--- begin ---

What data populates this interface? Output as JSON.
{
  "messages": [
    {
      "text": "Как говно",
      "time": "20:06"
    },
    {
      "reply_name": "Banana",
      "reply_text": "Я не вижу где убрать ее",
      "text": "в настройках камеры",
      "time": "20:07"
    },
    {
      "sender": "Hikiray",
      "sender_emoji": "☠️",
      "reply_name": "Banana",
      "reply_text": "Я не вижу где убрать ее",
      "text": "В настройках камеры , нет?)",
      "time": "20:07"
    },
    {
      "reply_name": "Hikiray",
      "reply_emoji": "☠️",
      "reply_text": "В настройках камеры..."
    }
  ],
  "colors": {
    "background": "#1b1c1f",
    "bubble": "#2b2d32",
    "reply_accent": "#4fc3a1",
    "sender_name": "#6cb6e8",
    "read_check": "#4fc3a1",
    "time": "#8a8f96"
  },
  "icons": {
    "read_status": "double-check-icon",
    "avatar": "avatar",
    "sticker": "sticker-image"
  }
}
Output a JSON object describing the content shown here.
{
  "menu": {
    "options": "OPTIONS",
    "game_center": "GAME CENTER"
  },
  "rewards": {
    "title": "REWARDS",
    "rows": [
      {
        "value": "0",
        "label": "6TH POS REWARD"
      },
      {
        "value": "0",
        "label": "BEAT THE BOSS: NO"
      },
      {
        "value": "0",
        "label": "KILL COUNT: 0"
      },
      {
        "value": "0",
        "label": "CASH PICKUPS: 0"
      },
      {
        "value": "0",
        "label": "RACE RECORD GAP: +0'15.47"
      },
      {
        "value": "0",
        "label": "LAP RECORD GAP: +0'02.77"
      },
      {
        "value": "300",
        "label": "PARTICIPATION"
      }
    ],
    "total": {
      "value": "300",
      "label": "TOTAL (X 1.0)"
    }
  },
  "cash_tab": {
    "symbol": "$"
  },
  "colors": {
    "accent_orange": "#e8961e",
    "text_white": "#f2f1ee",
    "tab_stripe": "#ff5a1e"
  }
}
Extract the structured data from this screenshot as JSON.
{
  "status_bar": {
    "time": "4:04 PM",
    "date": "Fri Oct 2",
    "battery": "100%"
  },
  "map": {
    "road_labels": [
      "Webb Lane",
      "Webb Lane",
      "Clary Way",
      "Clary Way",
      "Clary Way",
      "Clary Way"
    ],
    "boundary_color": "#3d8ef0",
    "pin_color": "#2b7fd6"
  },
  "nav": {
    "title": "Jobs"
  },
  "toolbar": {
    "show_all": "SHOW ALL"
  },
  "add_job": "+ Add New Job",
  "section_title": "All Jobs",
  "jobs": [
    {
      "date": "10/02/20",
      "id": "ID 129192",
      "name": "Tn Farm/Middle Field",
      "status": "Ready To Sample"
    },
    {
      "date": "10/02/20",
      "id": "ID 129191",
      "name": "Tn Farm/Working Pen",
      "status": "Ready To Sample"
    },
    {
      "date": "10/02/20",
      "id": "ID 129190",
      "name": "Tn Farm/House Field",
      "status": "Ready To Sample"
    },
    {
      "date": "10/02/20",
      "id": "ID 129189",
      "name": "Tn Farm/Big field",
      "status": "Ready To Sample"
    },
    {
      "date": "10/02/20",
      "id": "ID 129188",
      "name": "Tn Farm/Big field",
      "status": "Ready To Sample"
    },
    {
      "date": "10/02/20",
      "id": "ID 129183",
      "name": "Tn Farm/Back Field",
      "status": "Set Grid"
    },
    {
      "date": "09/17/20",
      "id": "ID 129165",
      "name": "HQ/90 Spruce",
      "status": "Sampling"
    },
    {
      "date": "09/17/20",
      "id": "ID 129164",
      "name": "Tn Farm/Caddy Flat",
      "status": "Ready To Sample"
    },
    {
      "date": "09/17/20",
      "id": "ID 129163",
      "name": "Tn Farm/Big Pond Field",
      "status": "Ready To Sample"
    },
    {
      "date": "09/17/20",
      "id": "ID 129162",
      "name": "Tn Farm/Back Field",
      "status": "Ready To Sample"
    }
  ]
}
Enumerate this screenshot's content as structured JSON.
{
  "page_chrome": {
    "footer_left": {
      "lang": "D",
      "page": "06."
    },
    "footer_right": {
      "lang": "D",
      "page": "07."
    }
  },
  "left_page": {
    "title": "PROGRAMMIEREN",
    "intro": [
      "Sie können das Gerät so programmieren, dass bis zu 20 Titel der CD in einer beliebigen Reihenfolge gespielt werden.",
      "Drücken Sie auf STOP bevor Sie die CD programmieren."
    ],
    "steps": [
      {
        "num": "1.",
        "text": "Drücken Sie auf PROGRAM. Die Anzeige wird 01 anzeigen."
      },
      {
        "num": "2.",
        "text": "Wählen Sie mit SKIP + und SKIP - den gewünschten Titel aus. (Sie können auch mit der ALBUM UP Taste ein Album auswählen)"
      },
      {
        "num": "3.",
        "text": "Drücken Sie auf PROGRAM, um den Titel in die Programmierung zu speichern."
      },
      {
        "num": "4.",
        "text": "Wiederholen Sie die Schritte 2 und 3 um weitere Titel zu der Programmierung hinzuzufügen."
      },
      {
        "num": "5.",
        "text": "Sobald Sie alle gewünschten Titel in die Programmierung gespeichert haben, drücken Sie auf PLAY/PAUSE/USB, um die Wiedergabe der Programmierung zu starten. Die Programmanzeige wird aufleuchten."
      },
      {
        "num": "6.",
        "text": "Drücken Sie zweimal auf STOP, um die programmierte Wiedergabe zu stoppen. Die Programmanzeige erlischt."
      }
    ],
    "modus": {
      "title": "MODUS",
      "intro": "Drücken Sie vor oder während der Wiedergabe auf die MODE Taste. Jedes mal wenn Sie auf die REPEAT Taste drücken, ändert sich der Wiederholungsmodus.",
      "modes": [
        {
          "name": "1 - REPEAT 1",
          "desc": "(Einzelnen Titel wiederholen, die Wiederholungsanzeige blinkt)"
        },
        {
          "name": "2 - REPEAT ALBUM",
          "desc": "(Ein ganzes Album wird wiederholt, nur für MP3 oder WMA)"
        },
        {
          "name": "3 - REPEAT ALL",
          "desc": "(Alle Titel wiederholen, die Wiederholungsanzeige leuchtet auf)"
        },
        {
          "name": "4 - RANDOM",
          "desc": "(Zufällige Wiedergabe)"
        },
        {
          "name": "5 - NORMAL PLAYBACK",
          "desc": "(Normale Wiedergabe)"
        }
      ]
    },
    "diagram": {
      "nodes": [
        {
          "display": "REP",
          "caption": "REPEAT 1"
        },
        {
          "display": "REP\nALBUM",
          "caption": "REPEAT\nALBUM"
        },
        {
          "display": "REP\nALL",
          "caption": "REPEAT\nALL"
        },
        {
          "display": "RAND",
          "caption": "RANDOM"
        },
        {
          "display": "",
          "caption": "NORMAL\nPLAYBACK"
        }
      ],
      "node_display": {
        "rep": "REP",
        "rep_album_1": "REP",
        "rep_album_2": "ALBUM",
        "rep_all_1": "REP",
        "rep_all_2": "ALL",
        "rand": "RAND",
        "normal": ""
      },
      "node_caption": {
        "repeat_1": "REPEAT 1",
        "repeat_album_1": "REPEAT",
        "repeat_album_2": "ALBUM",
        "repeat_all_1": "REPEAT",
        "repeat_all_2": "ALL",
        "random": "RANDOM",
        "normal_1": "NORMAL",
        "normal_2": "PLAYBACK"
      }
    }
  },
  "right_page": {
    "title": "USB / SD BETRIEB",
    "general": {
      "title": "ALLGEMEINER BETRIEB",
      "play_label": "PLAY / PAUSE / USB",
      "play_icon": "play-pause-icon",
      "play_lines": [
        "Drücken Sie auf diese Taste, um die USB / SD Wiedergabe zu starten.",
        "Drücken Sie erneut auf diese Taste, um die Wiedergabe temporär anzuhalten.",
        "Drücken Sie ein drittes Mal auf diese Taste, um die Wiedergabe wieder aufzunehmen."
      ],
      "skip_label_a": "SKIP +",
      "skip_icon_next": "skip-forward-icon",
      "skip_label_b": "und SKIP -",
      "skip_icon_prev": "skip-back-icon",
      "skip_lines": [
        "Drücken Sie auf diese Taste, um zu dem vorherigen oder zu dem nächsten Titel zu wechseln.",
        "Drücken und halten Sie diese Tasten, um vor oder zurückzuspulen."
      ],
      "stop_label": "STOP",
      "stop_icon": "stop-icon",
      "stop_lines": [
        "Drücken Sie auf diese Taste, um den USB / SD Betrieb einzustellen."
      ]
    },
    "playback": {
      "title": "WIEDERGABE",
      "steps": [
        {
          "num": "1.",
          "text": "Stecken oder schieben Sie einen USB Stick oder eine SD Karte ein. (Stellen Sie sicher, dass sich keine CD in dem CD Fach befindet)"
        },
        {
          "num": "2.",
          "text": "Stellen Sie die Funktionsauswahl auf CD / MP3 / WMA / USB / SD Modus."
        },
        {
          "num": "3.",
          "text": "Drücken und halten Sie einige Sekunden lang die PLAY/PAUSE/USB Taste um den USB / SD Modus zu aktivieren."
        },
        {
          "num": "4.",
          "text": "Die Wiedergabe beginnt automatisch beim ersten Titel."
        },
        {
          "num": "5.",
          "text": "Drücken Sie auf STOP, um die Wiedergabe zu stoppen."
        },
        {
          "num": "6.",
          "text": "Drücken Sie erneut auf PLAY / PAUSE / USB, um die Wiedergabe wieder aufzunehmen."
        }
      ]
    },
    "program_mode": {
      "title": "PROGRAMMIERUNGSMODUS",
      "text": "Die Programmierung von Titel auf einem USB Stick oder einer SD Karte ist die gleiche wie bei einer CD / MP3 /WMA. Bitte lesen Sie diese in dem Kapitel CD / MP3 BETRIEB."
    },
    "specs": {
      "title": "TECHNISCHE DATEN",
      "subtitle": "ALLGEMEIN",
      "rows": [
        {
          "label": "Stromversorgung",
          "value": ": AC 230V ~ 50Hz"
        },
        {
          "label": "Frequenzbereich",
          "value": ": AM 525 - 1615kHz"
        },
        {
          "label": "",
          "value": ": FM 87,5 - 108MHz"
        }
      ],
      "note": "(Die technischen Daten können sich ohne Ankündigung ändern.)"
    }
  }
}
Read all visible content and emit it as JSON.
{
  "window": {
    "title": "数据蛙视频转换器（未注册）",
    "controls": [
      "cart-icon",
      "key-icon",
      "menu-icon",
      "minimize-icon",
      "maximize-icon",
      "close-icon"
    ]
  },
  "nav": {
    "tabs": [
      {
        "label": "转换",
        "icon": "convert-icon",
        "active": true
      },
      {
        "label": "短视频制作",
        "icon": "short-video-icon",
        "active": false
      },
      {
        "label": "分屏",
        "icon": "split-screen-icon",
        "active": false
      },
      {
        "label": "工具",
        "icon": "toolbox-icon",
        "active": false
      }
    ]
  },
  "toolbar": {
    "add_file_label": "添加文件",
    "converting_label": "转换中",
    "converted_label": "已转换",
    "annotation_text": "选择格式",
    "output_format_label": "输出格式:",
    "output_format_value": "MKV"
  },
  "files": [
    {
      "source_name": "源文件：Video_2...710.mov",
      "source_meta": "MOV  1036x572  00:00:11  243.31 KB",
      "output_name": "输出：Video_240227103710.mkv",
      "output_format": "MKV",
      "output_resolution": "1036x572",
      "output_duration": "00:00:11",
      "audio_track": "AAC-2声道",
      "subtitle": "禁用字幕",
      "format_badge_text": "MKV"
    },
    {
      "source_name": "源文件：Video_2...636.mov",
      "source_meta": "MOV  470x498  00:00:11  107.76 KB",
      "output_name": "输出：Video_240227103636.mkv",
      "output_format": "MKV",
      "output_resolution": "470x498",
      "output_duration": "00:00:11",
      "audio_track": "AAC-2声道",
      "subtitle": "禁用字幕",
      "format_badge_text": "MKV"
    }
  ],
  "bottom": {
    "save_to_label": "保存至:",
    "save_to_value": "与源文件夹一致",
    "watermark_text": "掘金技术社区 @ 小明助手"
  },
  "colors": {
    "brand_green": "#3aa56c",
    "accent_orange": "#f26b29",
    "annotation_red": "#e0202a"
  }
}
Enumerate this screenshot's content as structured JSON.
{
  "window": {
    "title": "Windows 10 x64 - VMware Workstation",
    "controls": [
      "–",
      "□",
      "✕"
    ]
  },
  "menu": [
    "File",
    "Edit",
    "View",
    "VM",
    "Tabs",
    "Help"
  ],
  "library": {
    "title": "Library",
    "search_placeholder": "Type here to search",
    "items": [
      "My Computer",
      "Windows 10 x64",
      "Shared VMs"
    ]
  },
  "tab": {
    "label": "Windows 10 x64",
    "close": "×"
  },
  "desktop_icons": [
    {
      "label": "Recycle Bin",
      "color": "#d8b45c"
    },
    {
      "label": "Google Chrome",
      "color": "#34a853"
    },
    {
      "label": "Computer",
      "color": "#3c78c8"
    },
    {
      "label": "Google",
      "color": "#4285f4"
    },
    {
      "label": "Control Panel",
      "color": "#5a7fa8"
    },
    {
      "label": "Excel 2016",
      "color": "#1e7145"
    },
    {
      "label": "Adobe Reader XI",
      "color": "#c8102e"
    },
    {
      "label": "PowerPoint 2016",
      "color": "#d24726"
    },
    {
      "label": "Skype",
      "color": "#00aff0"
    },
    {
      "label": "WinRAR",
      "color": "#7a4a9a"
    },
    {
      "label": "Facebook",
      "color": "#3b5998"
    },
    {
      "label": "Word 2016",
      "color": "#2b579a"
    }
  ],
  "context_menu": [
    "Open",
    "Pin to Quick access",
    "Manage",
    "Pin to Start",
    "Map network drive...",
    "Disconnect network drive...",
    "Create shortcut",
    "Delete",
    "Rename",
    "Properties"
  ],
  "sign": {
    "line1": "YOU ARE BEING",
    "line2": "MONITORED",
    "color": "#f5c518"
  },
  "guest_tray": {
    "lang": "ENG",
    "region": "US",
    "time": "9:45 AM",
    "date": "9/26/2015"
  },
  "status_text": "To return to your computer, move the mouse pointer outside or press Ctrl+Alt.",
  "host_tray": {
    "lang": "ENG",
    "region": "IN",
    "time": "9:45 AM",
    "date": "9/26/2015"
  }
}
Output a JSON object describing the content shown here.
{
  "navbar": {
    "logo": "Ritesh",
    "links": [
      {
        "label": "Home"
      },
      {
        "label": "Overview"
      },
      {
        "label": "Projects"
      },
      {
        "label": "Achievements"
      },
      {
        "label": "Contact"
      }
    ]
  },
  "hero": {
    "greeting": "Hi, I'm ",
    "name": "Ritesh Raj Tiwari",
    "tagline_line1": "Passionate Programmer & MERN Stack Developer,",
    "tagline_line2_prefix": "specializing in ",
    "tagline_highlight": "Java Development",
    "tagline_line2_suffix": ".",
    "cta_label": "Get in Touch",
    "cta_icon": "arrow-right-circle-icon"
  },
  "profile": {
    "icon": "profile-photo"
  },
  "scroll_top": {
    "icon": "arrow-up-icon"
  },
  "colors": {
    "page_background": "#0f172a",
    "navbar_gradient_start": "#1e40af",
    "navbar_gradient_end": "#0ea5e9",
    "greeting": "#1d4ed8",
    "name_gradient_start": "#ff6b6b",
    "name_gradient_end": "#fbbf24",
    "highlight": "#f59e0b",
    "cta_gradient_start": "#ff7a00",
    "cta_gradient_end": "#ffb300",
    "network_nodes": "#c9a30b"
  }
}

--- end ---

Exercise: Locate the word "erneut" in the entries, and copy every line where it is found.

Expected answer:
        "Drücken Sie erneut auf diese Taste, um die Wiedergabe temporär anzuhalten.",
          "text": "Drücken Sie erneut auf PLAY / PAUSE / USB, um die Wiedergabe wieder aufzunehmen."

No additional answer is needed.